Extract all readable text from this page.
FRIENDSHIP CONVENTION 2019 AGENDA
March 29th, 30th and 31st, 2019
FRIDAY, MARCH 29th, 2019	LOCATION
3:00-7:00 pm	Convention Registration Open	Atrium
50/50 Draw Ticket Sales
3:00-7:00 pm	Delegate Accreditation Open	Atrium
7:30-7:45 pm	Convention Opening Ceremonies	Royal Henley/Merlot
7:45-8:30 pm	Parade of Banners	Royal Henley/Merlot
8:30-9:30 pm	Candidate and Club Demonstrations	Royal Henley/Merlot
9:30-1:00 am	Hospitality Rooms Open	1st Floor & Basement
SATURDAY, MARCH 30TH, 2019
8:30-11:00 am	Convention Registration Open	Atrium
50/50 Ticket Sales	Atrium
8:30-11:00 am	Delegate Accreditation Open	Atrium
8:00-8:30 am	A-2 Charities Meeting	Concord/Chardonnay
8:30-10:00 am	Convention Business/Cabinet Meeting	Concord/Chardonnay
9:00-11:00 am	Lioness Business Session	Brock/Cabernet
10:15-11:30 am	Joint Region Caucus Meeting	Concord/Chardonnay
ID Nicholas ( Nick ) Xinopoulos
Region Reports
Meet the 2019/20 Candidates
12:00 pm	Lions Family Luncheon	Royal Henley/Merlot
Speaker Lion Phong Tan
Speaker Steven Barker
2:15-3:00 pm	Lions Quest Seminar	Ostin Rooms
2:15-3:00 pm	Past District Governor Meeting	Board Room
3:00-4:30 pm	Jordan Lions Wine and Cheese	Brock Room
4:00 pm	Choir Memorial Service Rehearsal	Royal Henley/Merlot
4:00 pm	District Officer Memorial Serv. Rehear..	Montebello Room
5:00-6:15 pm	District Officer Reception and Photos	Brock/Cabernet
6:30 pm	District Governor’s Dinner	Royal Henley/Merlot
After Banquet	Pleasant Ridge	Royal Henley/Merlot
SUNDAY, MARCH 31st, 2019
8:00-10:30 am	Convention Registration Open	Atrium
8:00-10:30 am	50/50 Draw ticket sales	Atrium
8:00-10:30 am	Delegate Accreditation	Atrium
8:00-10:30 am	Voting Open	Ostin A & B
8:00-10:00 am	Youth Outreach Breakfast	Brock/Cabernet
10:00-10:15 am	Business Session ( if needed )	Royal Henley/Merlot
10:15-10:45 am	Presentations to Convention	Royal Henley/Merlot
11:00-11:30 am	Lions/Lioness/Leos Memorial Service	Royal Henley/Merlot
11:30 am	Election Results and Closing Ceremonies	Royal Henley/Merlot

┄┄┄┄┄┄┄┄┄┄

_PROBLEM_
Gather all the lines that include the word "Rooms" and copy them out.

_ANSWER TO THE TASK_
9:30-1:00 am	Hospitality Rooms Open	1st Floor & Basement
2:15-3:00 pm	Lions Quest Seminar	Ostin Rooms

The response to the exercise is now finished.